Brief - Extract each line bearing the word "color".

Data extract -
══════

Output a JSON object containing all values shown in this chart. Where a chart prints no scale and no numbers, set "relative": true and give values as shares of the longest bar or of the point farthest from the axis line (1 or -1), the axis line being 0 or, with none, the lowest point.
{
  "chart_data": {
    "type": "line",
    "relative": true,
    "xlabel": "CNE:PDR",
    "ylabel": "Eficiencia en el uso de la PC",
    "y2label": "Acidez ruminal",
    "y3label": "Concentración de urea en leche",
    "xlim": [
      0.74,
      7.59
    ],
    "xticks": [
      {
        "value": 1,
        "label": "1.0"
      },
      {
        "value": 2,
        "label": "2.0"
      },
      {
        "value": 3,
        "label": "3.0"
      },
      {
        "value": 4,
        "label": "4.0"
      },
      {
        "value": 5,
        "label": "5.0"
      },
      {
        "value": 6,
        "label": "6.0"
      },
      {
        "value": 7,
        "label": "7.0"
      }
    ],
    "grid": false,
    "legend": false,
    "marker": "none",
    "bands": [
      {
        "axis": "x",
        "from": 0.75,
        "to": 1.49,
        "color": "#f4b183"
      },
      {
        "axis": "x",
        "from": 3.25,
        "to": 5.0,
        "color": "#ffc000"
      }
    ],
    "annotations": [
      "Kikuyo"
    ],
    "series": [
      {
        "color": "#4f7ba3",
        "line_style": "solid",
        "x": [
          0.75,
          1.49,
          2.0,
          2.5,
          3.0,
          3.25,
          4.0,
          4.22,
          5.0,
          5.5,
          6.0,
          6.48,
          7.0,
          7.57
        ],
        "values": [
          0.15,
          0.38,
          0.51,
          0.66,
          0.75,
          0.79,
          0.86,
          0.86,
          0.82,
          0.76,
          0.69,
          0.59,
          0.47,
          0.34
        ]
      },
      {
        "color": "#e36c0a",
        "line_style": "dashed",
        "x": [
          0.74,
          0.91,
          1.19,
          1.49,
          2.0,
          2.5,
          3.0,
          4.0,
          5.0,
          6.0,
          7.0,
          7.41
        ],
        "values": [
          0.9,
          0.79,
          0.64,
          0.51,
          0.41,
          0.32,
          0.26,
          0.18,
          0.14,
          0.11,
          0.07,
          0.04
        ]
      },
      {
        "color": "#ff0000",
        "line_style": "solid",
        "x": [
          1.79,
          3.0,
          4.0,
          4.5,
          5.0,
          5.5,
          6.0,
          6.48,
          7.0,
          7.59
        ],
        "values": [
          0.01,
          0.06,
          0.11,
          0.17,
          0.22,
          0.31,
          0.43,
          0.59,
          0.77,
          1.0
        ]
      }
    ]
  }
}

══════

Result of the task -
        "color": "#f4b183"
        "color": "#ffc000"
        "color": "#4f7ba3",
        "color": "#e36c0a",
        "color": "#ff0000",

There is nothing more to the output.